→ A block of data:
______________________________

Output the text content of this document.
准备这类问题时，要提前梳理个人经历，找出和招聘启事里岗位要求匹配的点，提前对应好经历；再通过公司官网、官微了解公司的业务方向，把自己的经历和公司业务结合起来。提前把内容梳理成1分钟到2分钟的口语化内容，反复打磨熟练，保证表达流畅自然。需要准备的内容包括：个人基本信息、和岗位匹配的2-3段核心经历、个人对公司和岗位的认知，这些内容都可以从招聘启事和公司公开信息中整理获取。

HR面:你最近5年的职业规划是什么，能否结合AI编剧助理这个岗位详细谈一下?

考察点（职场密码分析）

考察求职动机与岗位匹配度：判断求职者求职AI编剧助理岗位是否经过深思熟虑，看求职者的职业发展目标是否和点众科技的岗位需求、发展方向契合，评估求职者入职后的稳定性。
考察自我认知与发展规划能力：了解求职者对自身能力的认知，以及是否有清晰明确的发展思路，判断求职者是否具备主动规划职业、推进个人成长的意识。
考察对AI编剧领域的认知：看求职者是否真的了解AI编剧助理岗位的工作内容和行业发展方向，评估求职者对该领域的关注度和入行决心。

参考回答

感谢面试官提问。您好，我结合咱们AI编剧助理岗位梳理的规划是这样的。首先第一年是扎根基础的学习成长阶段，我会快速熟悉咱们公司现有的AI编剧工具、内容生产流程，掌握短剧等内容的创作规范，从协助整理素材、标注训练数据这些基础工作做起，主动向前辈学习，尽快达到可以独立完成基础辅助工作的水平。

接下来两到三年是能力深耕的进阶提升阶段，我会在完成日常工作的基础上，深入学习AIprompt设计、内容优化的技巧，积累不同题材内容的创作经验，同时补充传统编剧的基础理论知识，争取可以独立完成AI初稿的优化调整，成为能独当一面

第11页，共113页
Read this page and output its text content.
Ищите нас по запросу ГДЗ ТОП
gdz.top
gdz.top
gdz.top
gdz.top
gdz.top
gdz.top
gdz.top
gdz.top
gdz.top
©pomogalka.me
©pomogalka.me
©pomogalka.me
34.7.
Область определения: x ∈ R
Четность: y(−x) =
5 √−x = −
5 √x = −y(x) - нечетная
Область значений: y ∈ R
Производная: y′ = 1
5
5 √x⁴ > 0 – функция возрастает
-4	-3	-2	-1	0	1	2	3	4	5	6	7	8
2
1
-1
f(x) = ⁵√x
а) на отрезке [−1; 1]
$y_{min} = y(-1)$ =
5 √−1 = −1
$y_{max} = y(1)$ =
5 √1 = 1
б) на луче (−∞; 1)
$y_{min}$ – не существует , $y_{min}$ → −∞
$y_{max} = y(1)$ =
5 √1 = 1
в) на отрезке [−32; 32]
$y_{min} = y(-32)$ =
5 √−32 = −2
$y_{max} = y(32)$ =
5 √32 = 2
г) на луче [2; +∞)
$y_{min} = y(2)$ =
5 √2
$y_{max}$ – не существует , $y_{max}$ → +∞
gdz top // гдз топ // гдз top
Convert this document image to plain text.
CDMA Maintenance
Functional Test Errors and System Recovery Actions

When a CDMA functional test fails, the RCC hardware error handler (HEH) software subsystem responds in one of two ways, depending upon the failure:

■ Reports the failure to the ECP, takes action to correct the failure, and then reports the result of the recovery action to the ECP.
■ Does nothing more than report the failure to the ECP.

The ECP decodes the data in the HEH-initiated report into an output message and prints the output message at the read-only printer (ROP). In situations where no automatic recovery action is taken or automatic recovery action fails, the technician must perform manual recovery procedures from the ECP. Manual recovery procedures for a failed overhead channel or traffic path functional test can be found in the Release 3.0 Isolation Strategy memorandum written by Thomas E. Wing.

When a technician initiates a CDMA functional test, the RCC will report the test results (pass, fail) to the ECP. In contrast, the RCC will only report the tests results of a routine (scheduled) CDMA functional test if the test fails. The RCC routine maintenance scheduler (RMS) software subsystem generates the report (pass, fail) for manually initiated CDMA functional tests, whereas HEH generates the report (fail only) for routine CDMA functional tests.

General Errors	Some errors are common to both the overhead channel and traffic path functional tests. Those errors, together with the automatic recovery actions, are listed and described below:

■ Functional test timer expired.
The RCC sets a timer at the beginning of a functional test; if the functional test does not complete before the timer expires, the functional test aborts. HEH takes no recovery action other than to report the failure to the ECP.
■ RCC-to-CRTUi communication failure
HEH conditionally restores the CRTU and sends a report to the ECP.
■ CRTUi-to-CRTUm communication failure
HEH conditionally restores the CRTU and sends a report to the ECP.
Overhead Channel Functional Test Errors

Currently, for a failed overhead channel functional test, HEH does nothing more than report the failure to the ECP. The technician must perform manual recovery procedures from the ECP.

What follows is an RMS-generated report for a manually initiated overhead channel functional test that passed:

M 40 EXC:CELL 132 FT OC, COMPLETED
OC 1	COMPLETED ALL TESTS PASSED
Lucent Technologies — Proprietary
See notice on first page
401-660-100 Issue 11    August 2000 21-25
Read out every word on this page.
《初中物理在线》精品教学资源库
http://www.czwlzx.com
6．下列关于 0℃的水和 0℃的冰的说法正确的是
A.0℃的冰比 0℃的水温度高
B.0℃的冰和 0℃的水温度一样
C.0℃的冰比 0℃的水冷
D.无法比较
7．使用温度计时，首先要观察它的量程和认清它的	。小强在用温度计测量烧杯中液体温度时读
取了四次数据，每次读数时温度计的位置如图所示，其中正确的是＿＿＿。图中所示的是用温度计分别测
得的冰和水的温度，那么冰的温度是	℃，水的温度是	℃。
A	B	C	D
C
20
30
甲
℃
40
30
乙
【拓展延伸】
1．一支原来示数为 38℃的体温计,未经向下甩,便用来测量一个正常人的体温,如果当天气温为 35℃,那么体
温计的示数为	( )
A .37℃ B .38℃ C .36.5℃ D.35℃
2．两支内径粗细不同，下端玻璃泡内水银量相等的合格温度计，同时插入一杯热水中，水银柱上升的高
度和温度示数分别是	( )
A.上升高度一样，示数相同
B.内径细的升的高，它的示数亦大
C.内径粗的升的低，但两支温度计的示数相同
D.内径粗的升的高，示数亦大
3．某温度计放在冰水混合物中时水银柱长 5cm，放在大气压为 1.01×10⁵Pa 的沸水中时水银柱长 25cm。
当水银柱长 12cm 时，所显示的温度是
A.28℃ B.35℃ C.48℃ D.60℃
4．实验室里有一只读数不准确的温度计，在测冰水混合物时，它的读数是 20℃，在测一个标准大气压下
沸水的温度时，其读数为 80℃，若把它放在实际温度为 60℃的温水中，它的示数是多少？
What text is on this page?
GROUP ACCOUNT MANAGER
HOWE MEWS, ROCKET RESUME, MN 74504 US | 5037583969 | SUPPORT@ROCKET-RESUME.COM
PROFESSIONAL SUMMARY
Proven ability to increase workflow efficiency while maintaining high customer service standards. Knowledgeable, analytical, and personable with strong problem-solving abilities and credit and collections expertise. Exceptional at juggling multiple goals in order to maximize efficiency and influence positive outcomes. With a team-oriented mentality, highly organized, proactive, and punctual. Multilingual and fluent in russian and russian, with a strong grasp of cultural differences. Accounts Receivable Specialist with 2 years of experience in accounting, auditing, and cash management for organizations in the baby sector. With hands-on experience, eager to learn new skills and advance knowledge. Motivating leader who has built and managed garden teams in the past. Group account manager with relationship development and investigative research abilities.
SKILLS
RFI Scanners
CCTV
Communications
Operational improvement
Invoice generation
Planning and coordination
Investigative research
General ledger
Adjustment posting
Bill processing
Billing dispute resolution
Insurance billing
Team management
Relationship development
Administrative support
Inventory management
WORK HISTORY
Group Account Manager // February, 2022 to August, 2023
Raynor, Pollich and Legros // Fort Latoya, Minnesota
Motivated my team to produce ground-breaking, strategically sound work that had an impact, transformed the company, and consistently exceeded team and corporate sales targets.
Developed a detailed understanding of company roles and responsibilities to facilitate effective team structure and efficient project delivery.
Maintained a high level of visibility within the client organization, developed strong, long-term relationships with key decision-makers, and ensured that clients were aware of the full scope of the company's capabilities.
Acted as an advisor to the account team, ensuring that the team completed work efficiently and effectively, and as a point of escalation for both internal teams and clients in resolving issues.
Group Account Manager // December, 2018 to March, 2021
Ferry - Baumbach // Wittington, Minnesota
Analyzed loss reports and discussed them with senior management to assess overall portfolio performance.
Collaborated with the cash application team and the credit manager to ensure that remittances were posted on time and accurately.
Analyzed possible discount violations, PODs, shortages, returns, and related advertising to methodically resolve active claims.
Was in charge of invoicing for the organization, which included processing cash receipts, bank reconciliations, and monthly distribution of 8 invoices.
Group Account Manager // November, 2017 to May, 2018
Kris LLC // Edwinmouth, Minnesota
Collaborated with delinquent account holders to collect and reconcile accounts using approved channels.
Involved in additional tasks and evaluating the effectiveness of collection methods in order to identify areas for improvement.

______________________________

→ Task instructions: Pick each line holding the word "Analyzed" out of the listing.

→ The solution:
Analyzed loss reports and discussed them with senior management to assess overall portfolio performance.
Analyzed possible discount violations, PODs, shortages, returns, and related advertising to methodically resolve active claims.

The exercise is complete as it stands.